- _WHAT YOU SHOULD DO_:
With the pictures left out, copy the listing below exactly.

Begin DATA FOR THIS TASK

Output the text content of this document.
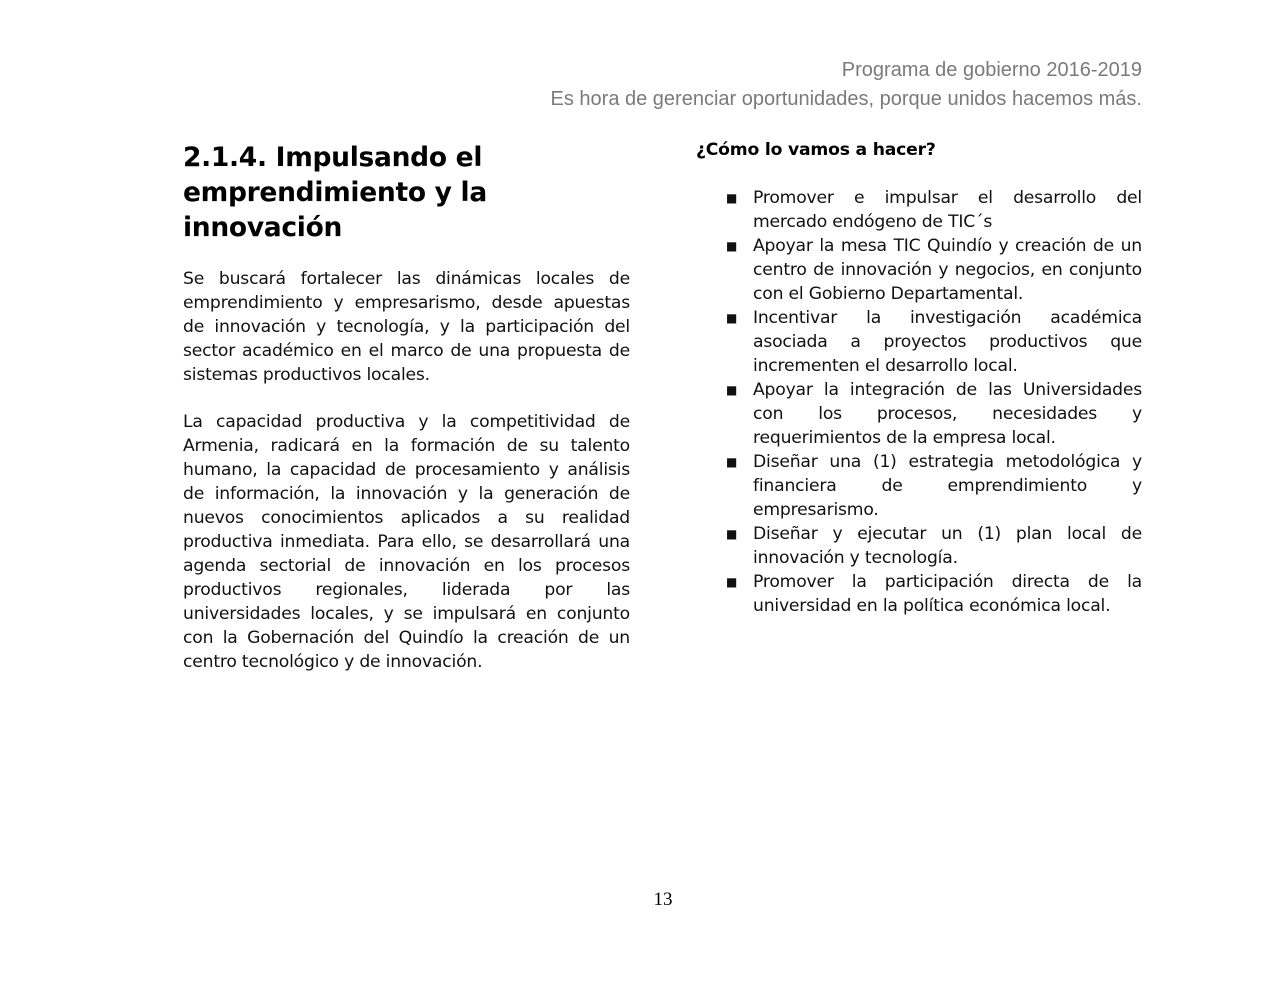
Programa de gobierno 2016-2019
Es hora de gerenciar oportunidades, porque unidos hacemos más.
2.1.4. Impulsando el emprendimiento y la innovación

Se buscará fortalecer las dinámicas locales de emprendimiento y empresarismo, desde apuestas de innovación y tecnología, y la participación del sector académico en el marco de una propuesta de sistemas productivos locales.

La capacidad productiva y la competitividad de Armenia, radicará en la formación de su talento humano, la capacidad de procesamiento y análisis de información, la innovación y la generación de nuevos conocimientos aplicados a su realidad productiva inmediata. Para ello, se desarrollará una agenda sectorial de innovación en los procesos productivos regionales, liderada por las universidades locales, y se impulsará en conjunto con la Gobernación del Quindío la creación de un centro tecnológico y de innovación.

¿Cómo lo vamos a hacer?
■ Promover e impulsar el desarrollo del mercado endógeno de TIC´s
■ Apoyar la mesa TIC Quindío y creación de un centro de innovación y negocios, en conjunto con el Gobierno Departamental.
■ Incentivar la investigación académica asociada a proyectos productivos que incrementen el desarrollo local.
■ Apoyar la integración de las Universidades con los procesos, necesidades y requerimientos de la empresa local.
■ Diseñar una (1) estrategia metodológica y financiera de emprendimiento y empresarismo.
■ Diseñar y ejecutar un (1) plan local de innovación y tecnología.
■ Promover la participación directa de la universidad en la política económica local.
13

End DATA FOR THIS TASK

- _RESPONSE TO THIS TASK_:
Output the text content of this document.
Programa de gobierno 2016-2019
Es hora de gerenciar oportunidades, porque unidos hacemos más.
2.1.4. Impulsando el emprendimiento y la innovación

Se buscará fortalecer las dinámicas locales de emprendimiento y empresarismo, desde apuestas de innovación y tecnología, y la participación del sector académico en el marco de una propuesta de sistemas productivos locales.

La capacidad productiva y la competitividad de Armenia, radicará en la formación de su talento humano, la capacidad de procesamiento y análisis de información, la innovación y la generación de nuevos conocimientos aplicados a su realidad productiva inmediata. Para ello, se desarrollará una agenda sectorial de innovación en los procesos productivos regionales, liderada por las universidades locales, y se impulsará en conjunto con la Gobernación del Quindío la creación de un centro tecnológico y de innovación.

¿Cómo lo vamos a hacer?
■ Promover e impulsar el desarrollo del mercado endógeno de TIC´s
■ Apoyar la mesa TIC Quindío y creación de un centro de innovación y negocios, en conjunto con el Gobierno Departamental.
■ Incentivar la investigación académica asociada a proyectos productivos que incrementen el desarrollo local.
■ Apoyar la integración de las Universidades con los procesos, necesidades y requerimientos de la empresa local.
■ Diseñar una (1) estrategia metodológica y financiera de emprendimiento y empresarismo.
■ Diseñar y ejecutar un (1) plan local de innovación y tecnología.
■ Promover la participación directa de la universidad en la política económica local.
13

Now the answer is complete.